• _EXERCISE REQUIREMENTS_
A. Which political parties does the passage on Bulgaria during the First World War mention by name?
B. Continue the passage on Bulgaria during the First World War, starting right after its final sentence.

• _PAGE EXTRACT_

begin

Although Bulgaria, in alliance with Germany, Austria-Hungary and the Ottomans, won military victories against Serbia and Romania, occupying much of Macedonia (taking Skopje in October), advancing into Greek Macedonia, and taking Dobruja from the Romanians in September 1916, the war soon became unpopular with the majority of Bulgarian people, who suffered great economic hardship and also disliked fighting their fellow Orthodox Christians in alliance with the Muslim Ottomans. The Agrarian Party leader, Aleksandur Stamboliyski, was imprisoned for his opposition to the war. The Russian Revolution of February 1917 had a great effect in Bulgaria, spreading antiwar and anti-monarchist sentiment among the troops and in the cities. Membership in socialist parties in Bulgaria boomed. However, the socialists in Bulgaria were badly split ideologically. One group sought to work with other political parties representing other classes in order to be effective in bringing change to Bulgaria. Because of their "broad outlook" this group of socialists was known as the "broads." The second group of socialists in Bulgaria were purists and refused to work with parties of different classes. They were called the "narrows." Eventually, the broads formed themselves into the Bulgarian Social Democratic Party and the narrows became the Bulgarian Communist Party.
In June, 1919, Radoslavov's government resigned. Mutinies broke out in the army, Stamboliyski was released from prison and a republic was proclaimed.

end

• _SUPPLIED MATERIAL_
begin

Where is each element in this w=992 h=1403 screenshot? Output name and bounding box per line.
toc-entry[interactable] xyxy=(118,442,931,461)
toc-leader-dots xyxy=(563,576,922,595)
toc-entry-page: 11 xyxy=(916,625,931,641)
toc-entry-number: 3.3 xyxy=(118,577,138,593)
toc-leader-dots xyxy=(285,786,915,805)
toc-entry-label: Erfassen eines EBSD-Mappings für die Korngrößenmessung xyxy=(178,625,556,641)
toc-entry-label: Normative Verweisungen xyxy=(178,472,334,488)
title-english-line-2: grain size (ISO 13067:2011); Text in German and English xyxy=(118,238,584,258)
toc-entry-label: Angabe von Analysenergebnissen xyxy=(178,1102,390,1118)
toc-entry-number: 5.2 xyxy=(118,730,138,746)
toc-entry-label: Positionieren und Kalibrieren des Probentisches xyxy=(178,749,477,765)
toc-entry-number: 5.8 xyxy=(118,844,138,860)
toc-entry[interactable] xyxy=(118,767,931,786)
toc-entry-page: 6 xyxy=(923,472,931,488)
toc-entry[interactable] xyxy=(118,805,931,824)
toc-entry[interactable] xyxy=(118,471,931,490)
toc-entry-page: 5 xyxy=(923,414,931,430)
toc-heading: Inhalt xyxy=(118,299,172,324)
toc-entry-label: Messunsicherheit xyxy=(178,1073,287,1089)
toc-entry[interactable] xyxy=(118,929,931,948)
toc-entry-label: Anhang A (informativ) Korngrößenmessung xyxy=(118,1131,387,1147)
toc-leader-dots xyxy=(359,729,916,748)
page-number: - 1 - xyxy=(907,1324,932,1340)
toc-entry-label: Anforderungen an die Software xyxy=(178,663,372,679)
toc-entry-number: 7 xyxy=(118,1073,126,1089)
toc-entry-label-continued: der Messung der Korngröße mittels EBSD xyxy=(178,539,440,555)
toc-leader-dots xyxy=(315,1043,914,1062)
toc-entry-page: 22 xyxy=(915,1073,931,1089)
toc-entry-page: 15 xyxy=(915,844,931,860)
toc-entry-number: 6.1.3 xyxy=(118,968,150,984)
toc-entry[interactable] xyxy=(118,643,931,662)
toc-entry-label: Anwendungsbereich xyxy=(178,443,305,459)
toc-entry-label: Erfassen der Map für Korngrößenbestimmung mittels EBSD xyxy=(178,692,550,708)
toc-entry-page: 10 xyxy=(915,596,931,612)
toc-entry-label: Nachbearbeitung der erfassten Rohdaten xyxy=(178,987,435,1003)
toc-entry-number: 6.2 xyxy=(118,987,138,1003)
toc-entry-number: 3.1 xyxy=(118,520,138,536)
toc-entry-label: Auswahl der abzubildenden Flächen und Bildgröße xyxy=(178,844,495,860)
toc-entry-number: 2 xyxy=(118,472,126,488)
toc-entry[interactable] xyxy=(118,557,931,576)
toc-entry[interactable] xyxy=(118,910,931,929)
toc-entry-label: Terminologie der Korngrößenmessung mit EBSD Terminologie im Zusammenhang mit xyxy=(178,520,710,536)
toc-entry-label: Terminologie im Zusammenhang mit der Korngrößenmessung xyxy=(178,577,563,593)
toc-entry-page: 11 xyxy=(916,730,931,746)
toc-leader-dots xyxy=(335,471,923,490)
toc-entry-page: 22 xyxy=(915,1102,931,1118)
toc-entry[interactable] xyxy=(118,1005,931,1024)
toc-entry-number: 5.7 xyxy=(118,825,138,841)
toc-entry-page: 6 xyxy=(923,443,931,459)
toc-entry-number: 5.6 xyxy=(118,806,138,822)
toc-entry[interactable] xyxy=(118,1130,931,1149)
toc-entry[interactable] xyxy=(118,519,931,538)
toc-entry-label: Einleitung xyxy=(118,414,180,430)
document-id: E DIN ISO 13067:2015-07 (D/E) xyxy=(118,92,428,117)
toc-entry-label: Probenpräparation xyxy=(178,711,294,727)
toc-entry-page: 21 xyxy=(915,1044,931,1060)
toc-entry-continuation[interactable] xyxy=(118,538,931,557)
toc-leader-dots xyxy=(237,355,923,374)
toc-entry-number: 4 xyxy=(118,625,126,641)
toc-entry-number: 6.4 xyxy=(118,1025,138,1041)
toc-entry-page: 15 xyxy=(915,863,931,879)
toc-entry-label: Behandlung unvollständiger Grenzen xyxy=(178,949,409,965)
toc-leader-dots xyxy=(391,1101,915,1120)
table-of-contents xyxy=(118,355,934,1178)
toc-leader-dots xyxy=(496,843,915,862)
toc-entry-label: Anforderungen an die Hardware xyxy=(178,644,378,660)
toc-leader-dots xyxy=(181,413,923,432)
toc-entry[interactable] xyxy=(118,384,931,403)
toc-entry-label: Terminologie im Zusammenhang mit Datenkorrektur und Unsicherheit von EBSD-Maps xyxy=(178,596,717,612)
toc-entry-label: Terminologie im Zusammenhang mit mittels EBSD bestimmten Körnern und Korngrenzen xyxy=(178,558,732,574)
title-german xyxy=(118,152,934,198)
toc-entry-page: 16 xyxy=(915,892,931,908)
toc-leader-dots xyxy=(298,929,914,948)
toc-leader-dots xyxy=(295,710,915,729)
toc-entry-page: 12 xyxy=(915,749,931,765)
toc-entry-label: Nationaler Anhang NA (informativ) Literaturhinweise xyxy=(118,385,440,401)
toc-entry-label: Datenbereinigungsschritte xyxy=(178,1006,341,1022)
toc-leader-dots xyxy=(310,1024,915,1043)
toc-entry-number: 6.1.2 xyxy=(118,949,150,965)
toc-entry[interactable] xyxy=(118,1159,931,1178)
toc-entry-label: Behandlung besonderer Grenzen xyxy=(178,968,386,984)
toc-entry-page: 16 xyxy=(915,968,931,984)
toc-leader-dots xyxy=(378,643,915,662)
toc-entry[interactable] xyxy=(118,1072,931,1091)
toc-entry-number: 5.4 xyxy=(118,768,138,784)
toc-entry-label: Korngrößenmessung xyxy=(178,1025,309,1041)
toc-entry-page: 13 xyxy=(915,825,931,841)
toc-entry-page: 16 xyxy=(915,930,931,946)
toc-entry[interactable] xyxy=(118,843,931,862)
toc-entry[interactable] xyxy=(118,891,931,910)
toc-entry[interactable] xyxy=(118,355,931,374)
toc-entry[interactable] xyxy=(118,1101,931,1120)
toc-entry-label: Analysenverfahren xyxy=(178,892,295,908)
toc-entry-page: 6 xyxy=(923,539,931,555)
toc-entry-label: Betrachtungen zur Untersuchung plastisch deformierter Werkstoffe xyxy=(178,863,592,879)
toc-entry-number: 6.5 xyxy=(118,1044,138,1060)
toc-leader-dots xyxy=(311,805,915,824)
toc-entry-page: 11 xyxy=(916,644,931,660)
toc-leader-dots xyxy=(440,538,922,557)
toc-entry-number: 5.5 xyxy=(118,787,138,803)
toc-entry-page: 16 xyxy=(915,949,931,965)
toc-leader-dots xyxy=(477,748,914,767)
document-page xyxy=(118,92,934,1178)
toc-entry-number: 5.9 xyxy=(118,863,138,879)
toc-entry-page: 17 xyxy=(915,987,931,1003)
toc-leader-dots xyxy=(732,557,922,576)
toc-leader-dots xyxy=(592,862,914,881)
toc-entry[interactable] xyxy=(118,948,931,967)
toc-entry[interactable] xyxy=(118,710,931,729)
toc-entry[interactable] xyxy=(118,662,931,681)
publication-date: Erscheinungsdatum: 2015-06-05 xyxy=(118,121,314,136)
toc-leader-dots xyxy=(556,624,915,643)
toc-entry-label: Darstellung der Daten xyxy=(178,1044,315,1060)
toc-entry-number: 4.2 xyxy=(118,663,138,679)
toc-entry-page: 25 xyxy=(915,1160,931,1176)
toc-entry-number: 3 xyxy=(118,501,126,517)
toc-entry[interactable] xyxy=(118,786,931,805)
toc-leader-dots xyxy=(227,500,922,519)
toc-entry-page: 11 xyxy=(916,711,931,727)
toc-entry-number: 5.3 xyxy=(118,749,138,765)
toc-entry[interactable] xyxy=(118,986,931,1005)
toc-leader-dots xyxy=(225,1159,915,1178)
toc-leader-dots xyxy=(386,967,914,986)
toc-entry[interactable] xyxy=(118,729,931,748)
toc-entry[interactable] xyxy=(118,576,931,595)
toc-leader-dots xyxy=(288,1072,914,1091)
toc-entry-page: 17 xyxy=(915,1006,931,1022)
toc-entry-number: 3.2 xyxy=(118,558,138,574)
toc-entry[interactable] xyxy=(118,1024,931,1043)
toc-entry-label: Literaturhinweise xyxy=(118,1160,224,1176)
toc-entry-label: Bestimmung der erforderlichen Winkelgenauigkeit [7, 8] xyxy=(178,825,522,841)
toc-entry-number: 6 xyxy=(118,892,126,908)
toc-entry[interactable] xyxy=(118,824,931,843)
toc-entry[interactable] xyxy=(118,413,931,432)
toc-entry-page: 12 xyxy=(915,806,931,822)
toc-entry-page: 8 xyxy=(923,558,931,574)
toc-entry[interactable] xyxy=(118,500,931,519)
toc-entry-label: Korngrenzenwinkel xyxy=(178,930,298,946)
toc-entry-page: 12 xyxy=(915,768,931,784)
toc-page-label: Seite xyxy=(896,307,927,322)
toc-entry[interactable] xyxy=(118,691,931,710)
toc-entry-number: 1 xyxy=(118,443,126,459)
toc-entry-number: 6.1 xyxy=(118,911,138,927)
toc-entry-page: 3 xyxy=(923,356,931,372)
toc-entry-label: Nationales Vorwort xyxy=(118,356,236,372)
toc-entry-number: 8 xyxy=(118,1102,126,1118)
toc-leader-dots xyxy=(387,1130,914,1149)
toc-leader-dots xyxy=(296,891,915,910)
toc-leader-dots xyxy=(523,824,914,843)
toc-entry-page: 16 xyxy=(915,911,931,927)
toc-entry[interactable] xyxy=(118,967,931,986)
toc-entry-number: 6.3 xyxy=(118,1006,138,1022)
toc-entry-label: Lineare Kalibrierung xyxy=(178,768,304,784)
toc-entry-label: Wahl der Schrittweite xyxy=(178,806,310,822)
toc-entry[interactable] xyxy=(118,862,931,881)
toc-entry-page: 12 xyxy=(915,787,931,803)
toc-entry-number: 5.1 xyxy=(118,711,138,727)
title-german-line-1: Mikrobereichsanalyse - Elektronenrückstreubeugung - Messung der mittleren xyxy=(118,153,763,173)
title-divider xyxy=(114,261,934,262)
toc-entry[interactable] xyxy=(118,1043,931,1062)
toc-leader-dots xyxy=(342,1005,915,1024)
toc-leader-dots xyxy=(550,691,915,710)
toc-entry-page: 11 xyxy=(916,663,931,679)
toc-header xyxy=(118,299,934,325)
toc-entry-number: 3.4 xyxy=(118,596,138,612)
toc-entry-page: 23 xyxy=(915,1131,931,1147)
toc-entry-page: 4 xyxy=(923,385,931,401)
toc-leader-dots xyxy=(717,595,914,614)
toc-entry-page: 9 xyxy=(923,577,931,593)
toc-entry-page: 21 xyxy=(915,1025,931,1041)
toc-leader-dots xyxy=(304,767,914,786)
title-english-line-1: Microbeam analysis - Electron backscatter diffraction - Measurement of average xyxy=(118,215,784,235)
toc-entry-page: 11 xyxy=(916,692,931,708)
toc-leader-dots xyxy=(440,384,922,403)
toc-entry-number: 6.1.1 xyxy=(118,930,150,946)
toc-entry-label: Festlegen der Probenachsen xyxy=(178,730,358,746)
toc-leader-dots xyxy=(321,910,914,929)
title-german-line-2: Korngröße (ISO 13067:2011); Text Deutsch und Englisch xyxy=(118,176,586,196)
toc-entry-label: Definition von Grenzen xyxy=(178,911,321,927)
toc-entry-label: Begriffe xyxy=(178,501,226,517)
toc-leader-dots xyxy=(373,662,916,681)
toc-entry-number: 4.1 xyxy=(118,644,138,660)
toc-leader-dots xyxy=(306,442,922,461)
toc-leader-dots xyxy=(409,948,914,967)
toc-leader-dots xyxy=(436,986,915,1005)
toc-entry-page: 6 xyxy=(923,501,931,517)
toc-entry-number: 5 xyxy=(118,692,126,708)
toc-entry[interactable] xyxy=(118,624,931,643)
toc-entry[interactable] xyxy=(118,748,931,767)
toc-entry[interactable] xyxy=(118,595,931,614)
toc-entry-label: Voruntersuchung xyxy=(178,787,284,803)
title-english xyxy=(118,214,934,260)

end

• _FINAL ANSWERS_
A.
- The Agrarian Party
- The Bulgarian Social Democratic Party
- The Bulgarian Communist Party

B.
The interwar years
In September 1918 the Serbs, British, French and Greeks broke through on the Macedonian front and Tsar Ferdinand was forced to sue for peace. Stamboliyski favoured democratic reforms, not a revolution. Alexander Stamboliyski made his first appearance on the Bulgarian political scene in 1903 as member of the Bulgarian Agrarian National Union (BANU). In 1902 two agraian newspapers were merged to form, Zemedelsko Zname (Agrarian Banner) which became the voice of BANU. In 1906 Stamboliyski became the Editor of Zemedelsko Zname The poor harvest and hard times of 1907 brought BANU to the fore again. In the 1908 elections BANU received 11.2% of the Vote and obtained 23 seats in Bulgaria's the unicameral Parliament. By the of the elections in August 1919, BANU received 31.02% of the vote. In order to head off the revolutionaries, he persuaded Ferdinand to abdicate in favour of his son Boris III. The revolutionaries were suppressed and the army disbanded. Under the Treaty of Neuilly (November 1919), Bulgaria lost its Aegean coastline to Greece and nearly all of its Macedonian territory to the new state of Yugoslavia, and had to give Dobruja back to the Romanians (see also Dobruja, Western Outlands, Western Thrace). Elections in March 1920 gave the Agrarians a large majority, and Stamboliyski formed Bulgaria's first genuinely democratic government.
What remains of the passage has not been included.